Exercise prompt :: Determine which lines contain the word "panel", then copy those lines.

^^^^

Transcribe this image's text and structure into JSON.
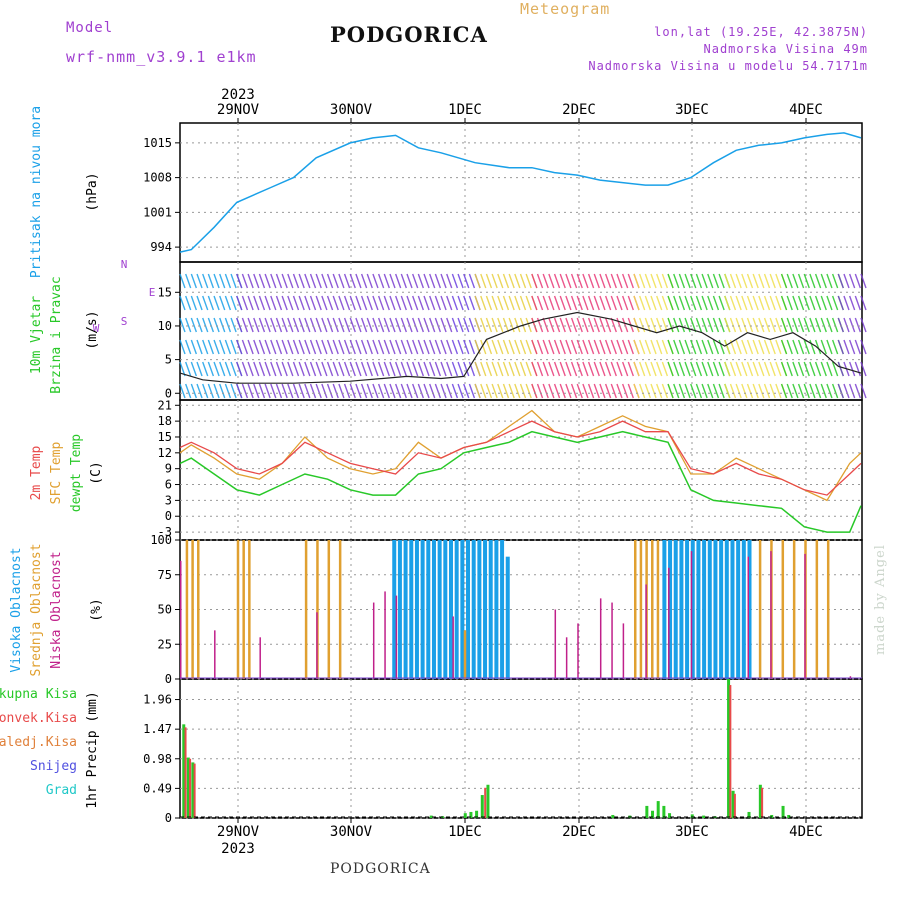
{
  "header": {
    "model_label": "Model",
    "model_name": "wrf-nmm_v3.9.1 e1km",
    "title": "PODGORICA",
    "meteogram": "Meteogram",
    "lonlat": "lon,lat (19.25E, 42.3875N)",
    "elevation": "Nadmorska Visina 49m",
    "model_elevation": "Nadmorska Visina u modelu 54.7171m",
    "footer": "PODGORICA",
    "watermark": "made by Angel"
  },
  "colors": {
    "pressure": "#1aa0e8",
    "temp2m": "#e84a4a",
    "sfc": "#e0a030",
    "dewpt": "#28c828",
    "high_cloud": "#1aa0e8",
    "mid_cloud": "#e0a030",
    "low_cloud": "#c0208a",
    "purple_text": "#a040d0",
    "orange_text": "#e0b060"
  },
  "chart_data": [
    {
      "type": "line",
      "panel": "pressure",
      "year": "2023",
      "top_ticks": [
        "29NOV",
        "30NOV",
        "1DEC",
        "2DEC",
        "3DEC",
        "4DEC"
      ],
      "ylabel": [
        "Pritisak na nivou mora",
        "(hPa)"
      ],
      "yticks": [
        994,
        1001,
        1008,
        1015
      ],
      "ylim": [
        991,
        1019
      ],
      "x_days": [
        0,
        0.1,
        0.3,
        0.5,
        0.8,
        1.0,
        1.2,
        1.5,
        1.7,
        1.9,
        2.1,
        2.3,
        2.6,
        2.9,
        3.1,
        3.3,
        3.5,
        3.7,
        3.9,
        4.1,
        4.3,
        4.5,
        4.7,
        4.9,
        5.1,
        5.3,
        5.5,
        5.7,
        5.85,
        6.0
      ],
      "series": [
        {
          "values": [
            993,
            993.5,
            998,
            1003,
            1006,
            1008,
            1012,
            1015,
            1016,
            1016.5,
            1014,
            1013,
            1011,
            1010,
            1010,
            1009,
            1008.5,
            1007.5,
            1007,
            1006.5,
            1006.5,
            1008,
            1011,
            1013.5,
            1014.5,
            1015,
            1016,
            1016.7,
            1017,
            1016
          ]
        }
      ]
    },
    {
      "type": "line",
      "panel": "wind",
      "ylabel": [
        "10m Vjetar",
        "Brzina i Pravac",
        "(m/s)"
      ],
      "compass": [
        "N",
        "E",
        "S",
        "W"
      ],
      "yticks": [
        0,
        5,
        10,
        15
      ],
      "ylim": [
        -1,
        19.5
      ],
      "x_days": [
        0,
        0.2,
        0.5,
        1.0,
        1.5,
        2.0,
        2.3,
        2.5,
        2.7,
        3.0,
        3.2,
        3.5,
        3.8,
        4.0,
        4.2,
        4.4,
        4.6,
        4.8,
        5.0,
        5.2,
        5.4,
        5.6,
        5.8,
        6.0
      ],
      "series": [
        {
          "values": [
            3,
            2,
            1.5,
            1.5,
            1.8,
            2.5,
            2.2,
            2.5,
            8,
            10,
            11,
            12,
            11,
            10,
            9,
            10,
            9,
            7,
            9,
            8,
            9,
            7,
            4,
            3
          ]
        }
      ]
    },
    {
      "type": "line",
      "panel": "temperature",
      "ylabel": [
        "2m Temp",
        "SFC Temp",
        "dewpt Temp",
        "(C)"
      ],
      "yticks": [
        -3,
        0,
        3,
        6,
        9,
        12,
        15,
        18,
        21
      ],
      "ylim": [
        -4.5,
        22
      ],
      "x_days": [
        0,
        0.1,
        0.3,
        0.5,
        0.7,
        0.9,
        1.1,
        1.3,
        1.5,
        1.7,
        1.9,
        2.1,
        2.3,
        2.5,
        2.7,
        2.9,
        3.1,
        3.3,
        3.5,
        3.7,
        3.9,
        4.1,
        4.3,
        4.5,
        4.7,
        4.9,
        5.1,
        5.3,
        5.5,
        5.7,
        5.9,
        6.0
      ],
      "series": [
        {
          "values": [
            12,
            13.5,
            11,
            8,
            7,
            10,
            15,
            11,
            9,
            8,
            9,
            14,
            11,
            13,
            14,
            17,
            20,
            16,
            15,
            17,
            19,
            17,
            16,
            8,
            8,
            11,
            9,
            7,
            5,
            3,
            10,
            12
          ]
        },
        {
          "values": [
            13,
            14,
            12,
            9,
            8,
            10,
            14,
            12,
            10,
            9,
            8,
            12,
            11,
            13,
            14,
            16,
            18,
            16,
            15,
            16,
            18,
            16,
            16,
            9,
            8,
            10,
            8,
            7,
            5,
            4,
            8,
            10
          ]
        },
        {
          "values": [
            10,
            11,
            8,
            5,
            4,
            6,
            8,
            7,
            5,
            4,
            4,
            8,
            9,
            12,
            13,
            14,
            16,
            15,
            14,
            15,
            16,
            15,
            14,
            5,
            3,
            2.5,
            2,
            1.5,
            -2,
            -3,
            -3,
            2
          ]
        }
      ]
    },
    {
      "type": "bar",
      "panel": "clouds",
      "ylabel": [
        "Visoka Oblacnost",
        "Srednja Oblacnost",
        "Niska Oblacnost",
        "(%)"
      ],
      "yticks": [
        0,
        25,
        50,
        75,
        100
      ],
      "ylim": [
        0,
        100
      ],
      "series": [
        {
          "type": "bar",
          "bars": [
            [
              1.87,
              100
            ],
            [
              1.92,
              100
            ],
            [
              1.97,
              100
            ],
            [
              2.02,
              100
            ],
            [
              2.07,
              100
            ],
            [
              2.12,
              100
            ],
            [
              2.17,
              100
            ],
            [
              2.22,
              100
            ],
            [
              2.27,
              100
            ],
            [
              2.32,
              100
            ],
            [
              2.37,
              100
            ],
            [
              2.42,
              100
            ],
            [
              2.47,
              100
            ],
            [
              2.52,
              100
            ],
            [
              2.57,
              100
            ],
            [
              2.62,
              100
            ],
            [
              2.67,
              100
            ],
            [
              2.72,
              100
            ],
            [
              2.77,
              100
            ],
            [
              2.82,
              100
            ],
            [
              2.87,
              88
            ],
            [
              4.25,
              100
            ],
            [
              4.3,
              100
            ],
            [
              4.35,
              100
            ],
            [
              4.4,
              100
            ],
            [
              4.45,
              100
            ],
            [
              4.5,
              100
            ],
            [
              4.55,
              100
            ],
            [
              4.6,
              100
            ],
            [
              4.65,
              100
            ],
            [
              4.7,
              100
            ],
            [
              4.75,
              100
            ],
            [
              4.8,
              100
            ],
            [
              4.85,
              100
            ],
            [
              4.9,
              100
            ],
            [
              4.95,
              100
            ],
            [
              5.0,
              100
            ]
          ]
        },
        {
          "type": "bar",
          "bars": [
            [
              0.05,
              100
            ],
            [
              0.1,
              100
            ],
            [
              0.15,
              100
            ],
            [
              0.5,
              100
            ],
            [
              0.55,
              100
            ],
            [
              0.6,
              100
            ],
            [
              1.1,
              100
            ],
            [
              1.2,
              100
            ],
            [
              1.3,
              100
            ],
            [
              1.4,
              100
            ],
            [
              2.5,
              35
            ],
            [
              4.0,
              100
            ],
            [
              4.05,
              100
            ],
            [
              4.1,
              100
            ],
            [
              4.15,
              100
            ],
            [
              4.2,
              100
            ],
            [
              5.1,
              100
            ],
            [
              5.2,
              100
            ],
            [
              5.3,
              100
            ],
            [
              5.4,
              100
            ],
            [
              5.5,
              100
            ],
            [
              5.6,
              100
            ],
            [
              5.7,
              100
            ]
          ]
        },
        {
          "type": "bar",
          "bars": [
            [
              0.0,
              85
            ],
            [
              0.3,
              35
            ],
            [
              0.7,
              30
            ],
            [
              1.2,
              48
            ],
            [
              1.7,
              55
            ],
            [
              1.8,
              63
            ],
            [
              1.9,
              60
            ],
            [
              2.4,
              45
            ],
            [
              3.3,
              50
            ],
            [
              3.4,
              30
            ],
            [
              3.5,
              40
            ],
            [
              3.7,
              58
            ],
            [
              3.8,
              55
            ],
            [
              3.9,
              40
            ],
            [
              4.1,
              68
            ],
            [
              4.3,
              80
            ],
            [
              4.5,
              92
            ],
            [
              5.0,
              88
            ],
            [
              5.2,
              92
            ],
            [
              5.5,
              90
            ],
            [
              5.9,
              2
            ]
          ]
        }
      ]
    },
    {
      "type": "bar",
      "panel": "precip",
      "ylabel": [
        "1hr Precip (mm)"
      ],
      "legend": [
        "Ukupna Kisa",
        "Konvek.Kisa",
        "Zaledj.Kisa",
        "Snijeg",
        "Grad"
      ],
      "legend_colors": [
        "#28c828",
        "#e84a4a",
        "#e0803a",
        "#5050e0",
        "#20c8c8"
      ],
      "yticks": [
        0,
        0.49,
        0.98,
        1.47,
        1.96
      ],
      "ylim": [
        0,
        2.3
      ],
      "bottom_ticks": [
        "29NOV",
        "30NOV",
        "1DEC",
        "2DEC",
        "3DEC",
        "4DEC"
      ],
      "bottom_year": "2023",
      "series": [
        {
          "type": "bar",
          "bars": [
            [
              0.02,
              1.55
            ],
            [
              0.06,
              1.0
            ],
            [
              0.1,
              0.92
            ],
            [
              2.2,
              0.04
            ],
            [
              2.3,
              0.03
            ],
            [
              2.5,
              0.08
            ],
            [
              2.55,
              0.1
            ],
            [
              2.6,
              0.12
            ],
            [
              2.65,
              0.38
            ],
            [
              2.7,
              0.55
            ],
            [
              3.8,
              0.05
            ],
            [
              3.95,
              0.04
            ],
            [
              4.1,
              0.2
            ],
            [
              4.15,
              0.12
            ],
            [
              4.2,
              0.28
            ],
            [
              4.25,
              0.2
            ],
            [
              4.3,
              0.08
            ],
            [
              4.5,
              0.06
            ],
            [
              4.6,
              0.04
            ],
            [
              4.7,
              0.03
            ],
            [
              4.82,
              2.3
            ],
            [
              4.86,
              0.45
            ],
            [
              5.0,
              0.1
            ],
            [
              5.1,
              0.55
            ],
            [
              5.2,
              0.05
            ],
            [
              5.3,
              0.2
            ],
            [
              5.35,
              0.05
            ]
          ]
        },
        {
          "type": "bar",
          "bars": [
            [
              0.04,
              1.5
            ],
            [
              0.08,
              0.98
            ],
            [
              0.12,
              0.9
            ],
            [
              2.68,
              0.5
            ],
            [
              4.84,
              2.2
            ],
            [
              4.88,
              0.4
            ],
            [
              5.12,
              0.5
            ]
          ]
        }
      ]
    }
  ]
}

^^^^

Task result ::
      "panel": "pressure",
      "panel": "wind",
      "panel": "temperature",
      "panel": "clouds",
      "panel": "precip",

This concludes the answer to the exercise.